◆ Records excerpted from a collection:
──────
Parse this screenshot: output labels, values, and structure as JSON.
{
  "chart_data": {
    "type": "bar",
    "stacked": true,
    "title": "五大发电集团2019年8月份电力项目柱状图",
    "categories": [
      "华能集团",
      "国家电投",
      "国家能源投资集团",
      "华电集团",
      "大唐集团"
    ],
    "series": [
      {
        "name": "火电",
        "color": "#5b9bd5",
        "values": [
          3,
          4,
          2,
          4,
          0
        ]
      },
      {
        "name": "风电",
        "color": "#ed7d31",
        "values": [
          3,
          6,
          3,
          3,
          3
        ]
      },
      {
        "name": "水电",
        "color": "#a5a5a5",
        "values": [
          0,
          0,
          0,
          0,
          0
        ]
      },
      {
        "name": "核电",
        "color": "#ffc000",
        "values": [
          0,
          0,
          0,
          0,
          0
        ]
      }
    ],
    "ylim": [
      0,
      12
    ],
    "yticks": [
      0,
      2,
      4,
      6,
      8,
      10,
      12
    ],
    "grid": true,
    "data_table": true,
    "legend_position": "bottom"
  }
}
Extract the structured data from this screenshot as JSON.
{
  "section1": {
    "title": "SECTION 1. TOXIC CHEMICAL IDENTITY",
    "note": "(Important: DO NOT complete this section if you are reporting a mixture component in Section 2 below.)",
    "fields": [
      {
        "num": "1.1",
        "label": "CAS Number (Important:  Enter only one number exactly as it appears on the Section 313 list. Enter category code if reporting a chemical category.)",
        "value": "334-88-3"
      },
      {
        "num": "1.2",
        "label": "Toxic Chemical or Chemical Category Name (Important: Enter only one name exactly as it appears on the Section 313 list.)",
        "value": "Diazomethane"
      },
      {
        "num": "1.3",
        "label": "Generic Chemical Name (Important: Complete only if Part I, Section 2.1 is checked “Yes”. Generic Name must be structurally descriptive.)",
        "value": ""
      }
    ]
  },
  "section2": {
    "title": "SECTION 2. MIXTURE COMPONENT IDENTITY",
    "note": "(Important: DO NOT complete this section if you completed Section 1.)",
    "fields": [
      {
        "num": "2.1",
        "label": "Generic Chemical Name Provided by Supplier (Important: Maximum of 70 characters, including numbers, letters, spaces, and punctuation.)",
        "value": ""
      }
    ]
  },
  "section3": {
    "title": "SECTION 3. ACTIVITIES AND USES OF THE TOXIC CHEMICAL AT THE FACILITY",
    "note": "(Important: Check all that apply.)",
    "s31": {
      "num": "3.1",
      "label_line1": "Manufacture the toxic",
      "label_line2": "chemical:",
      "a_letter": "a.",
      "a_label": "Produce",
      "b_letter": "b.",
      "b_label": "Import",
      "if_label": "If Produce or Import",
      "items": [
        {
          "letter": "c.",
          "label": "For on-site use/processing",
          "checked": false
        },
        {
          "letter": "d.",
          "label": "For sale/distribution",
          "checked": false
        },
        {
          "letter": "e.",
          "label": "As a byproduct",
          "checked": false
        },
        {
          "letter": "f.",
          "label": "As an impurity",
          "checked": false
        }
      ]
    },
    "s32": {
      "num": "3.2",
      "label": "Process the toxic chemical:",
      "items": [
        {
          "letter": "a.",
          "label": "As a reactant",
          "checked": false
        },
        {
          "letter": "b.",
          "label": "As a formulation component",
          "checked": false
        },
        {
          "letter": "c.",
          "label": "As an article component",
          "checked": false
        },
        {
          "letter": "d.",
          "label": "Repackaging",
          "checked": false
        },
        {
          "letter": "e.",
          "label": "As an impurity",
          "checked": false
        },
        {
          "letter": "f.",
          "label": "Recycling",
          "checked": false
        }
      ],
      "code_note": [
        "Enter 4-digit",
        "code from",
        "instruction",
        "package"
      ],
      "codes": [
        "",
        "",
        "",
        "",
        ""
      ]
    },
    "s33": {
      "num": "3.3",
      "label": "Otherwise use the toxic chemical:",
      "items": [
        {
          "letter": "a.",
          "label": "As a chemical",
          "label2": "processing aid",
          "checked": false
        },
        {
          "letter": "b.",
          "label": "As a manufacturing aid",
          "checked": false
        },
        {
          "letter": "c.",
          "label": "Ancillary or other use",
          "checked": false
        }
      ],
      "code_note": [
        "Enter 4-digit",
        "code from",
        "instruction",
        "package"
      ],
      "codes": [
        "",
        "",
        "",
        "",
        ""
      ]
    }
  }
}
──────
◆ Goal of the exercise:
Pick out all the lines with the word "Enter" in them and copy them.

◆ Exercise response:
        "label": "CAS Number (Important:  Enter only one number exactly as it appears on the Section 313 list. Enter category code if reporting a chemical category.)",
        "label": "Toxic Chemical or Chemical Category Name (Important: Enter only one name exactly as it appears on the Section 313 list.)",
        "Enter 4-digit",
        "Enter 4-digit",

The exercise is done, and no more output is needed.